▶ Brief: Examine the material below and count the lines that hold the word "JSON". Report only the number.

▶ Records supplied:
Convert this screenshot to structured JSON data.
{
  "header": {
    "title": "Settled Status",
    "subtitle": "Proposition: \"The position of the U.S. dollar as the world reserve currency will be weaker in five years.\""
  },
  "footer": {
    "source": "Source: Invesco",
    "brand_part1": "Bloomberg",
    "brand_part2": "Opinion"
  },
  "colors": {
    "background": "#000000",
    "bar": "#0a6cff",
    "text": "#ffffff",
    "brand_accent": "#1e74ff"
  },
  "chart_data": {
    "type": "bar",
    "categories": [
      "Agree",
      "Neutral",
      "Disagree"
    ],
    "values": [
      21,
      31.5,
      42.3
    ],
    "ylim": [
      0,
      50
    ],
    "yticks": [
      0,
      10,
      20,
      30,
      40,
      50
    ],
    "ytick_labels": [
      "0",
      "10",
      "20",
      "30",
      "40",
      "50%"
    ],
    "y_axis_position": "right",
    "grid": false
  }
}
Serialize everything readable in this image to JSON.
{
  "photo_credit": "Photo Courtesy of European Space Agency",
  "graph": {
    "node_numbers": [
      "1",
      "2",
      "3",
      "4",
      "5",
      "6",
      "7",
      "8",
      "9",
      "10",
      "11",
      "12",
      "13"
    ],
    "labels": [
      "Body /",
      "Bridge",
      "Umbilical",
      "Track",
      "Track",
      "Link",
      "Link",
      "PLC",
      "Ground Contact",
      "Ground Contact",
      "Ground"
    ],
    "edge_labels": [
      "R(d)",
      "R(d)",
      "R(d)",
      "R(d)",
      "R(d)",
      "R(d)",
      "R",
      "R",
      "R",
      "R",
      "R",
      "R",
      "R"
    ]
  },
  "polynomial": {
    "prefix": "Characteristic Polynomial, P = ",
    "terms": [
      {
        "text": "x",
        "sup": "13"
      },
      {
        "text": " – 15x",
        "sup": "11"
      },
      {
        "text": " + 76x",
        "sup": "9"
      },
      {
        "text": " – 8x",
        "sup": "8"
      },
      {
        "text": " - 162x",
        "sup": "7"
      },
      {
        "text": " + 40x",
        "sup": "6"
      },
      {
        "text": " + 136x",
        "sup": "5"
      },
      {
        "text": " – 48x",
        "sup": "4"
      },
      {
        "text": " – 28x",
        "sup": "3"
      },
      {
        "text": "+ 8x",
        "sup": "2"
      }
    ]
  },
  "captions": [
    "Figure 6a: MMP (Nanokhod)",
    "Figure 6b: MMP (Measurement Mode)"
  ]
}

▶ Response to the exercise: 2